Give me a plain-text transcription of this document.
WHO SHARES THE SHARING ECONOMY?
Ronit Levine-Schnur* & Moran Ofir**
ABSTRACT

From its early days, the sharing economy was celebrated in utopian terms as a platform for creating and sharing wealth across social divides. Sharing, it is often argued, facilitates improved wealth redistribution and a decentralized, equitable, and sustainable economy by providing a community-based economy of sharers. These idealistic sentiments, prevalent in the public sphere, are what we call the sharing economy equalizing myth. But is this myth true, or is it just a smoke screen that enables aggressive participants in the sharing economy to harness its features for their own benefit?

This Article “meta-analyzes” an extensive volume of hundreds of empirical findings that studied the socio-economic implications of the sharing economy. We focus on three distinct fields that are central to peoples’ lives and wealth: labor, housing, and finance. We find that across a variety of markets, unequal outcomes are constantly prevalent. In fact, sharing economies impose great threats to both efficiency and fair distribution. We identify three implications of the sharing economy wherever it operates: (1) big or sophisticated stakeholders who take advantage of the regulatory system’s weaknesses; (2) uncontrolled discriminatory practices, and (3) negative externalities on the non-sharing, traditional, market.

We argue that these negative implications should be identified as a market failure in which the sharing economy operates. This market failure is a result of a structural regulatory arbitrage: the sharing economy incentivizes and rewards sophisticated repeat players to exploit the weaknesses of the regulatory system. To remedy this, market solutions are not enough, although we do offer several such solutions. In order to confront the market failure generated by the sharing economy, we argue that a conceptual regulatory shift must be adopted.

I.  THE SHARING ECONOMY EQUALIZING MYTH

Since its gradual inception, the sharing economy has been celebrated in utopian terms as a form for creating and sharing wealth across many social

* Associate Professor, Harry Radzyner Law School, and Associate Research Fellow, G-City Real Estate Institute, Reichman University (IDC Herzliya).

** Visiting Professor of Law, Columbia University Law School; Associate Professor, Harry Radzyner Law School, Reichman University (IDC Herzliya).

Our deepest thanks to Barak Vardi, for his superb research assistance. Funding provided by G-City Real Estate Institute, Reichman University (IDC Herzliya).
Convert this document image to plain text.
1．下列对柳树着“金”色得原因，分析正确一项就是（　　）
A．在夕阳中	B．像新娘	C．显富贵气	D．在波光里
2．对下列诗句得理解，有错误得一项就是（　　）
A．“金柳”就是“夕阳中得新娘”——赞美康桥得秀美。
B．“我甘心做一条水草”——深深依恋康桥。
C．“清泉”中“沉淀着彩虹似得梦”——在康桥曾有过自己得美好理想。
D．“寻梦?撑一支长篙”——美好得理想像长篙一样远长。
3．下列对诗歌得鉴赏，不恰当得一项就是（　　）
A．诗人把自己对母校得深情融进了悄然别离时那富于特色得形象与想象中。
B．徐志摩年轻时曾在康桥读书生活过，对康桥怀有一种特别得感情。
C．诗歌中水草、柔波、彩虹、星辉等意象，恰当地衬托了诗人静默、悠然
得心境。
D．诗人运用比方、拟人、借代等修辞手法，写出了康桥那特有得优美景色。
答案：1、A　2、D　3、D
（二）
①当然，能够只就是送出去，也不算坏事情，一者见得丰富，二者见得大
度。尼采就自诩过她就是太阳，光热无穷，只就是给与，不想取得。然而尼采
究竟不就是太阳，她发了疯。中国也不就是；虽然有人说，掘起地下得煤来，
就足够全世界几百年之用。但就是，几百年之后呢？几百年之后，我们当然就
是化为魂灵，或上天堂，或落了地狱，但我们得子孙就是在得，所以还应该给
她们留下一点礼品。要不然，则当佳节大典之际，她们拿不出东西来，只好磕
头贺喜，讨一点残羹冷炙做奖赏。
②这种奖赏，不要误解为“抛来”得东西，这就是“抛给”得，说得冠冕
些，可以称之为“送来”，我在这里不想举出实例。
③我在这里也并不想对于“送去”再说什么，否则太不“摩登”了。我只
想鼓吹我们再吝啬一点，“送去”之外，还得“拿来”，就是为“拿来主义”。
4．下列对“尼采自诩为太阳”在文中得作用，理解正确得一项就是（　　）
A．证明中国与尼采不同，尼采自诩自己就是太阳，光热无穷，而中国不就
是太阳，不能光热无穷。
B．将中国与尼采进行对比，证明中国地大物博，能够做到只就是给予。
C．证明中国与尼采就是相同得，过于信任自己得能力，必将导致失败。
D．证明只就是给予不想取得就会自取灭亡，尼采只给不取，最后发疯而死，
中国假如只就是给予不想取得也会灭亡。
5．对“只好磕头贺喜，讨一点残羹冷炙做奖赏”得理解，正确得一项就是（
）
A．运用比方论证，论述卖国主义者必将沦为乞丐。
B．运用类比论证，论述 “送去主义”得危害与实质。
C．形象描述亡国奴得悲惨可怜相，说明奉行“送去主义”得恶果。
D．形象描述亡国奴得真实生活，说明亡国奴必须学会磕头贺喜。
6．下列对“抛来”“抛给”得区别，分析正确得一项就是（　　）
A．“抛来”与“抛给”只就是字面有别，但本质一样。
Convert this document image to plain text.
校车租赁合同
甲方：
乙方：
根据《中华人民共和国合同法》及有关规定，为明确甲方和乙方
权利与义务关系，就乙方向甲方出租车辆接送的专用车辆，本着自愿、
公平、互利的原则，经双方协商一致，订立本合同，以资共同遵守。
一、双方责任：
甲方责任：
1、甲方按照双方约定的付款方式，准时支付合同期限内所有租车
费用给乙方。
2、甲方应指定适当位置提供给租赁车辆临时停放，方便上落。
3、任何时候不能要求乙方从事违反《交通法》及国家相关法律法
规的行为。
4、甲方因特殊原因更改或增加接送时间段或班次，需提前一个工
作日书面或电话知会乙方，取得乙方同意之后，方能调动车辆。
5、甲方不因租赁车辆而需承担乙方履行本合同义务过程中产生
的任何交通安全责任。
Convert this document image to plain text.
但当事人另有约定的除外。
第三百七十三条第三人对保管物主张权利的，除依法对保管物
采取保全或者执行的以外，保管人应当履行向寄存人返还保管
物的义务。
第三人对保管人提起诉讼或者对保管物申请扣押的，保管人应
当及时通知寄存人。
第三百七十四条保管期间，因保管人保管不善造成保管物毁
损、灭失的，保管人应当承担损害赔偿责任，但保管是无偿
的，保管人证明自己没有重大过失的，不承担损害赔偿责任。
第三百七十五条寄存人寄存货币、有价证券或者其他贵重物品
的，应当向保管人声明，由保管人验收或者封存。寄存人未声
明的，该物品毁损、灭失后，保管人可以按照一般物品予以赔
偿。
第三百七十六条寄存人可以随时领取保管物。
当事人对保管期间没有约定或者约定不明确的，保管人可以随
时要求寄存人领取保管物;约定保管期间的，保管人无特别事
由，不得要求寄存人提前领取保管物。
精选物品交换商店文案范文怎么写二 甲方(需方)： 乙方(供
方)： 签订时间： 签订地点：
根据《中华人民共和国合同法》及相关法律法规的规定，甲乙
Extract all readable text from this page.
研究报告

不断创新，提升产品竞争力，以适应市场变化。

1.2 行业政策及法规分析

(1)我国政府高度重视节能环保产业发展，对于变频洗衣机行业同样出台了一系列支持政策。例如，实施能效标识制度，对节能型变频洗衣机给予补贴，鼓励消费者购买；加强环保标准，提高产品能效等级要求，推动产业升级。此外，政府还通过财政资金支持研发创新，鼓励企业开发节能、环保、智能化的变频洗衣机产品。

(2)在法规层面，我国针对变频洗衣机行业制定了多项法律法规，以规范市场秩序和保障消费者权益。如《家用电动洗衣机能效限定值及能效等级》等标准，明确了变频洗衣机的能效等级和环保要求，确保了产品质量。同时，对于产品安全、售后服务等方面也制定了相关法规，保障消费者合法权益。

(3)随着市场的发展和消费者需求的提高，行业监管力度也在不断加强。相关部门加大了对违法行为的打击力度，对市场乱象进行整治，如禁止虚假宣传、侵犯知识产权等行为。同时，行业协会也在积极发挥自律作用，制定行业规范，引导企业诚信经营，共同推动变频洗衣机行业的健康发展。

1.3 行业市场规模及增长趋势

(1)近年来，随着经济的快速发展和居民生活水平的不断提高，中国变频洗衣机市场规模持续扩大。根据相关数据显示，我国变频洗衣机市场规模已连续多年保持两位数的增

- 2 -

## Exercise task
Check each line above for the word "中华人民共和国合同法", and copy the lines where it appears.

## Task result
根据《中华人民共和国合同法》及有关规定，为明确甲方和乙方
根据《中华人民共和国合同法》及相关法律法规的规定，甲乙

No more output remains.